Data extracted from a collection:
>> start
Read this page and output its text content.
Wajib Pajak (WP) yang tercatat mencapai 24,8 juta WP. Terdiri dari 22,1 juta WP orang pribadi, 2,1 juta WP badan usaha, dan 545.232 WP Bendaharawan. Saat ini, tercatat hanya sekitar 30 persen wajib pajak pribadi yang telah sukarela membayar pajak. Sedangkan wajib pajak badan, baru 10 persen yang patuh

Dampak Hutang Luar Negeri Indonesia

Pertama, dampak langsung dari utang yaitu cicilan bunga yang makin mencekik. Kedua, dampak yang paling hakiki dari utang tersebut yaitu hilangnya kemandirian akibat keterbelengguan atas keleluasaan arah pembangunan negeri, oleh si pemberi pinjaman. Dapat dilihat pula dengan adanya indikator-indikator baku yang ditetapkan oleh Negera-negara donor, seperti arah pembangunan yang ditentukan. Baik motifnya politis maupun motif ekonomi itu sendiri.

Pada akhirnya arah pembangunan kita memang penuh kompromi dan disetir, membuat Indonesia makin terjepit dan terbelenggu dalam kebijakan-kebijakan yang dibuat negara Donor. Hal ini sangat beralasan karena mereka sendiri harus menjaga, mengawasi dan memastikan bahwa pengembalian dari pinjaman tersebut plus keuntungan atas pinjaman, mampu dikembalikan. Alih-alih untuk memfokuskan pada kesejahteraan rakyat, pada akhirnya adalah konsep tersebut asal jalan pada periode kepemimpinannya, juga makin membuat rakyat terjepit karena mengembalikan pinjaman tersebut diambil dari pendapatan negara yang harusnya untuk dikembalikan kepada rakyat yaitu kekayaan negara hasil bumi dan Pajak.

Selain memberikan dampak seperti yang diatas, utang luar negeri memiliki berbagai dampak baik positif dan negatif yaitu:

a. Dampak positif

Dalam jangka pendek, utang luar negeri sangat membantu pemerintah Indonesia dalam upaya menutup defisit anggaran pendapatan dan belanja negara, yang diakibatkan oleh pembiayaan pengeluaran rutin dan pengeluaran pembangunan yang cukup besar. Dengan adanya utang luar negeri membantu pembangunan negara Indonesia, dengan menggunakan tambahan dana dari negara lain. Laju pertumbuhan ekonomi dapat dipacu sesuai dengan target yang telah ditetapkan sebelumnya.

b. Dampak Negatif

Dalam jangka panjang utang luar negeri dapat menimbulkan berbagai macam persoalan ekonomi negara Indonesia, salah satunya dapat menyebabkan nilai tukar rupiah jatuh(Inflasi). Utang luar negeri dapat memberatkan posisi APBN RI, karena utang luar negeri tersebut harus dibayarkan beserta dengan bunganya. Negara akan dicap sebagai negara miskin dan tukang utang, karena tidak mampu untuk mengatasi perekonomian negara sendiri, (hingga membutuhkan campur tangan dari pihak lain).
>> end
### Instructions for the task
Show every line of the records above that contains the word "positif".

### Solved problem
Selain memberikan dampak seperti yang diatas, utang luar negeri memiliki berbagai dampak baik positif dan negatif yaitu:
a. Dampak positif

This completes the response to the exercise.